● **Détails de l'exercice**
Selon le texte sur Joe Henderson, qui joue de la batterie sur l'album Inner Urge ?

Né en 1937 dans l’Ohio, Joe Henderson arrive à New York au début des années 60 et s’impose très vite comme l’un des ténors les plus demandés du moment. On l’entend aux côtés de Horace Silver, Herbie Hancock, Andrew Hill ou encore Freddie Hubbard. Un musicien de l’ombre, mais un pilier du jazz moderne.
En 1964, il enregistre Inner Urge, un album charnière dans sa discographie. Ici, Henderson pousse le hard bop vers quelque chose de plus tendu, presque abstrait, sans jamais perdre le sens du groove. Les compositions sont signées en grande partie par le saxophoniste lui-même, et témoignent de son goût pour les structures ouvertes et l’intensité dramatique.
Le quartet réuni pour l’occasion est remarquable :
- McCoy Tyner au piano
- Bob Cranshaw à la contrebasse
- Elvin Jones à la batterie
Un album puissant, exigeant mais profondément expressif, qui marque une étape essentielle entre le hard bop classique et le jazz plus exploratoire de la fin des années 60.
Joe Henderson, c’est un jazz qui ne cherche pas à séduire immédiatement, mais qui récompense l’écoute attentive.
Un artiste respecté, influent, et toujours actuel — même lorsqu’on ne l’entend plus aussi souvent à l’antenne.

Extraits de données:
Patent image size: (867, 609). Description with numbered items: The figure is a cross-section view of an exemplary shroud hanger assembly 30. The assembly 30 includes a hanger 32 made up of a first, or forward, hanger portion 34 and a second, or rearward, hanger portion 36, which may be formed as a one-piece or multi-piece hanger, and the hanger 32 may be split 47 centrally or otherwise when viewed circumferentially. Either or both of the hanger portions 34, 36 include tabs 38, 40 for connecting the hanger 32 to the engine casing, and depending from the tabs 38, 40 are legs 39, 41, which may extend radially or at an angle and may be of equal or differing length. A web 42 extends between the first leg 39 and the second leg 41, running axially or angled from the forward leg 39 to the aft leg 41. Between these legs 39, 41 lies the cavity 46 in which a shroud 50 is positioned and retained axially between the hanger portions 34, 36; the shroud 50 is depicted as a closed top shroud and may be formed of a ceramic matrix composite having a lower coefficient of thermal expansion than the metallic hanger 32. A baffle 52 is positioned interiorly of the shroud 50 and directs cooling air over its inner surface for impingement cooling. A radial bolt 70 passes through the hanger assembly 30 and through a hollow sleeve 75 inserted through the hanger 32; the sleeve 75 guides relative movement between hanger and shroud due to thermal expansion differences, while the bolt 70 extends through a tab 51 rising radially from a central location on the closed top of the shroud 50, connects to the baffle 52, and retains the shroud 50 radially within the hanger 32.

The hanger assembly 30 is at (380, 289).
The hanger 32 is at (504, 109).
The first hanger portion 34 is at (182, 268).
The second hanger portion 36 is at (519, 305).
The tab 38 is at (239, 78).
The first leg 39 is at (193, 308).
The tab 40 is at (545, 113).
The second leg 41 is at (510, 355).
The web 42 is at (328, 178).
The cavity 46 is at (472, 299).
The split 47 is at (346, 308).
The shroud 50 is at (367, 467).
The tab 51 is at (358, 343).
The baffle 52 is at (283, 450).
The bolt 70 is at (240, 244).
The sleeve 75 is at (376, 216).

● **Réponse ci-dessous**
Elvin Jones.